Pull each line containing "JSON" out of the data and copy it.

(Entries taken from a collection)
________
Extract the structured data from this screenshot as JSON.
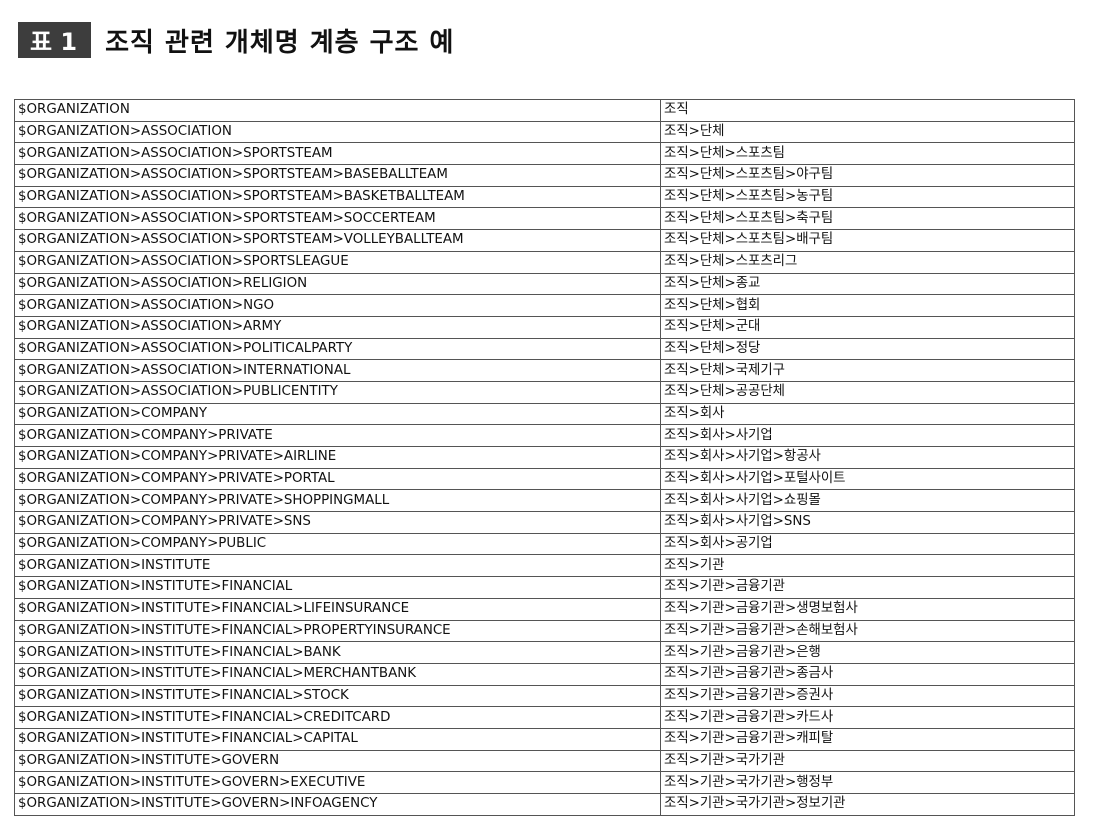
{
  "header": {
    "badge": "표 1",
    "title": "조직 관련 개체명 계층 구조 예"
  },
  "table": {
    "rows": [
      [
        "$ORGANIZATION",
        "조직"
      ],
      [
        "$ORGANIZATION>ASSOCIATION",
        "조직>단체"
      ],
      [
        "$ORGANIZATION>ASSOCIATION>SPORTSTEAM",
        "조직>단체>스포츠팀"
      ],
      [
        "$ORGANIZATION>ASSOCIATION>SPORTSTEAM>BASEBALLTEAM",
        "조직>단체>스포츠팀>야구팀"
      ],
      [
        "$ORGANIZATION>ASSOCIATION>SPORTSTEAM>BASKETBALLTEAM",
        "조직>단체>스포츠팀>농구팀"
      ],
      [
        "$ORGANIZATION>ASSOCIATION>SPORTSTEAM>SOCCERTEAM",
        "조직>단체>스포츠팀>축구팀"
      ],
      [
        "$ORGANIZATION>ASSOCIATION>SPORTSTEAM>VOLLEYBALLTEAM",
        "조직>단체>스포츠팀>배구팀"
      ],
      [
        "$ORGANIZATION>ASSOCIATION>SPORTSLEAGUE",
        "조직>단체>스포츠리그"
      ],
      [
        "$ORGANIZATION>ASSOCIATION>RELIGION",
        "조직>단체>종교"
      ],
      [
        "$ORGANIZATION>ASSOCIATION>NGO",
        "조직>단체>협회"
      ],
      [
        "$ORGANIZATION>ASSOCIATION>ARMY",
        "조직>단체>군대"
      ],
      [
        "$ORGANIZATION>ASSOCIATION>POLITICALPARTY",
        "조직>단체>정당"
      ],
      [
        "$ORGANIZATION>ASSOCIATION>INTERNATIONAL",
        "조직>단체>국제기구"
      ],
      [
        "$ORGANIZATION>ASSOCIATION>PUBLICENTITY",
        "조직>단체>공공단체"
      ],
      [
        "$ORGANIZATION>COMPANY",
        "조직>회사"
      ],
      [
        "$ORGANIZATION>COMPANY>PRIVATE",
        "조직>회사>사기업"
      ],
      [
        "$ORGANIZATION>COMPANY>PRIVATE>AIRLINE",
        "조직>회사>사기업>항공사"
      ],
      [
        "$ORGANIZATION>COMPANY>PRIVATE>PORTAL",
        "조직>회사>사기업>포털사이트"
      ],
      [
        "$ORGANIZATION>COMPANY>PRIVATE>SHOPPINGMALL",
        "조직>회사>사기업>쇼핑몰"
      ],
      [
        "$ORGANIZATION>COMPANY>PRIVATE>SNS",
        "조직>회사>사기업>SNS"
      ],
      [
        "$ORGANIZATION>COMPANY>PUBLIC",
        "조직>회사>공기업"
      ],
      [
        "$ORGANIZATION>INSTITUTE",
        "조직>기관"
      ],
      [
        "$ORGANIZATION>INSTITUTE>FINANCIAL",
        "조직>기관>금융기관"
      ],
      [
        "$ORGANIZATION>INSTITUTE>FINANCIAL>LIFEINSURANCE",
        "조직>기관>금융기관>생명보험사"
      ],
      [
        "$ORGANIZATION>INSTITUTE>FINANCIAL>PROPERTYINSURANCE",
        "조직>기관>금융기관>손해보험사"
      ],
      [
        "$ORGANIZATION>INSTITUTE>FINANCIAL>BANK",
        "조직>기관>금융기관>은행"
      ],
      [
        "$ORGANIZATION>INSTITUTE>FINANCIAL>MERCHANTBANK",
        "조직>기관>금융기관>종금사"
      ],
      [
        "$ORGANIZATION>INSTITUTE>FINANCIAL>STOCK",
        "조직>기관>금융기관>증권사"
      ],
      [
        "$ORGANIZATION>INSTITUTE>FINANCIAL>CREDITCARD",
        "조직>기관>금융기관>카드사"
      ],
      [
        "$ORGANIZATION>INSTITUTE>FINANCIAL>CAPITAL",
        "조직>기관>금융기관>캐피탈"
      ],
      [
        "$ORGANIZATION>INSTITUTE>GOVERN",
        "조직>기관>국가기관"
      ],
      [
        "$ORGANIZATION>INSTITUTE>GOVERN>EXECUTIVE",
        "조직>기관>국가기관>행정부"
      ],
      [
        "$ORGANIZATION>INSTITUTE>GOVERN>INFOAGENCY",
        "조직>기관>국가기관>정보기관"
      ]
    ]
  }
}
________
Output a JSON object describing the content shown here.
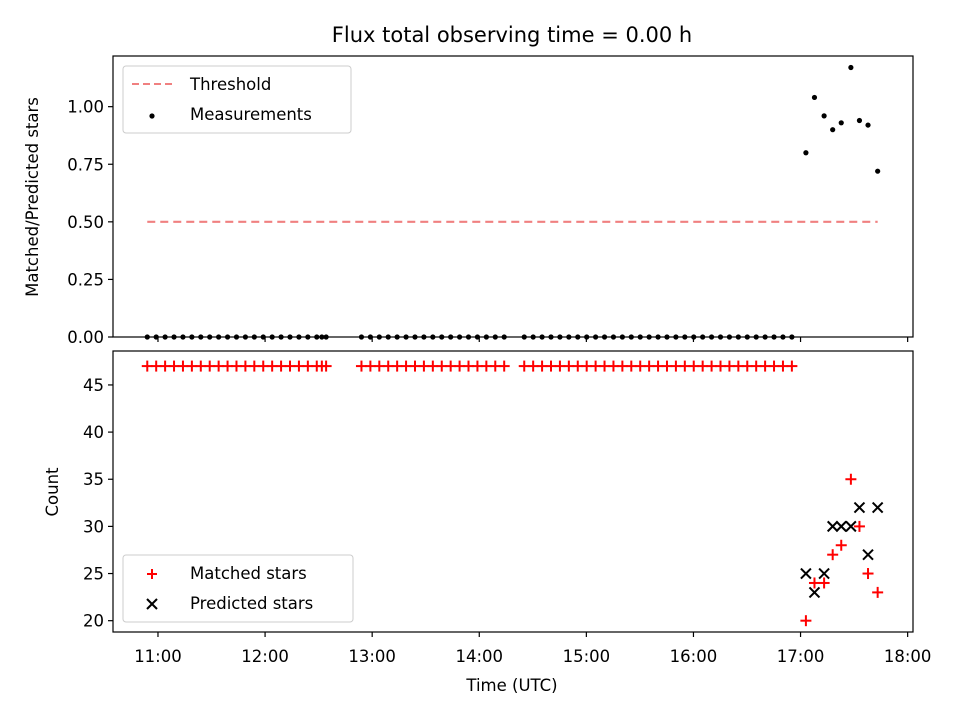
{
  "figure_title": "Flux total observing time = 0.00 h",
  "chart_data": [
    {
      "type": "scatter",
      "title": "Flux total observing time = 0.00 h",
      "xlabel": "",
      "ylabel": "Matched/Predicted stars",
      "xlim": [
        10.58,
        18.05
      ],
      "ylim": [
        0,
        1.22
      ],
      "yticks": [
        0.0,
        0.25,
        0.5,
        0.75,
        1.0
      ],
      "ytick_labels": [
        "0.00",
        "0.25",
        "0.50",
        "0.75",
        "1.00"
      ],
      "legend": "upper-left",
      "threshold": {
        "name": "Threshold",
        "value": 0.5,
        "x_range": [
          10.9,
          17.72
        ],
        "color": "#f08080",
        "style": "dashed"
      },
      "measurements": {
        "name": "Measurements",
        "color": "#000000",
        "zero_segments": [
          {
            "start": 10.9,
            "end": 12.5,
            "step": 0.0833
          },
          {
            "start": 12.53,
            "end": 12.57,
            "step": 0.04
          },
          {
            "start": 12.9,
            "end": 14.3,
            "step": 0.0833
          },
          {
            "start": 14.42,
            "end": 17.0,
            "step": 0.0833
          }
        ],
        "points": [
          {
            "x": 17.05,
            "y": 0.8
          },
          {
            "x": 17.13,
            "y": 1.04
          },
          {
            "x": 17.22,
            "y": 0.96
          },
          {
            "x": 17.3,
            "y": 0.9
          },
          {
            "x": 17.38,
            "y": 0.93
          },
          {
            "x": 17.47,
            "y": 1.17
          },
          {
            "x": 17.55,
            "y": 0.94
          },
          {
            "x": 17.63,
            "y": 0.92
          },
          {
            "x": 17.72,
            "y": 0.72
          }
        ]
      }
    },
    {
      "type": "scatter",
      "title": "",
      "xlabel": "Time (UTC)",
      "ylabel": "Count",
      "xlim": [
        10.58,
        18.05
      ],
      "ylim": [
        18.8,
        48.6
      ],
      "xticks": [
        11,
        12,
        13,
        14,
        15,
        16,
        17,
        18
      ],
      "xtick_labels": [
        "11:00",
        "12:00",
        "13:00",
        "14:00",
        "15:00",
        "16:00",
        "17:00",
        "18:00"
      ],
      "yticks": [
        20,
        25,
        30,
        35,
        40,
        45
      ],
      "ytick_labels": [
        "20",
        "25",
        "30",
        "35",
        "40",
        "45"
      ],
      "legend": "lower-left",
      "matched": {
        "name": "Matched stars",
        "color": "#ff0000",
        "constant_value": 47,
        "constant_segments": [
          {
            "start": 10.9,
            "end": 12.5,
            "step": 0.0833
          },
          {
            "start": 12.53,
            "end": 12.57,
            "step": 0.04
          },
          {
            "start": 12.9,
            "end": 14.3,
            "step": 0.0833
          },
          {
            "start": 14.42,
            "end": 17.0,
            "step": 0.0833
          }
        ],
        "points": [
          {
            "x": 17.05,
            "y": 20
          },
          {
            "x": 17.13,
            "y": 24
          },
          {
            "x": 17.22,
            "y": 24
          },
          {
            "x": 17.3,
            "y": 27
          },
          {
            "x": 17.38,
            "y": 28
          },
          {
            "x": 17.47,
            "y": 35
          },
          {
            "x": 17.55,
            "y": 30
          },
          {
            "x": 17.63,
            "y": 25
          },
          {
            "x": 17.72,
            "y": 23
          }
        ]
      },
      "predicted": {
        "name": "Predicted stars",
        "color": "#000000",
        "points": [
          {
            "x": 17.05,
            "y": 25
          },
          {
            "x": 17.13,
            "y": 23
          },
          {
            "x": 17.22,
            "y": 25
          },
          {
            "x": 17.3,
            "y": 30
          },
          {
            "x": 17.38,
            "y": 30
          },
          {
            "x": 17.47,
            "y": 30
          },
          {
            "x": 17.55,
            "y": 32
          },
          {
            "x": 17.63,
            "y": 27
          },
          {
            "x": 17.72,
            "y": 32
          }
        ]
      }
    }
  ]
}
________
_Correct answer_
Extract the structured data from this screenshot as JSON.
Output a JSON object describing the content shown here.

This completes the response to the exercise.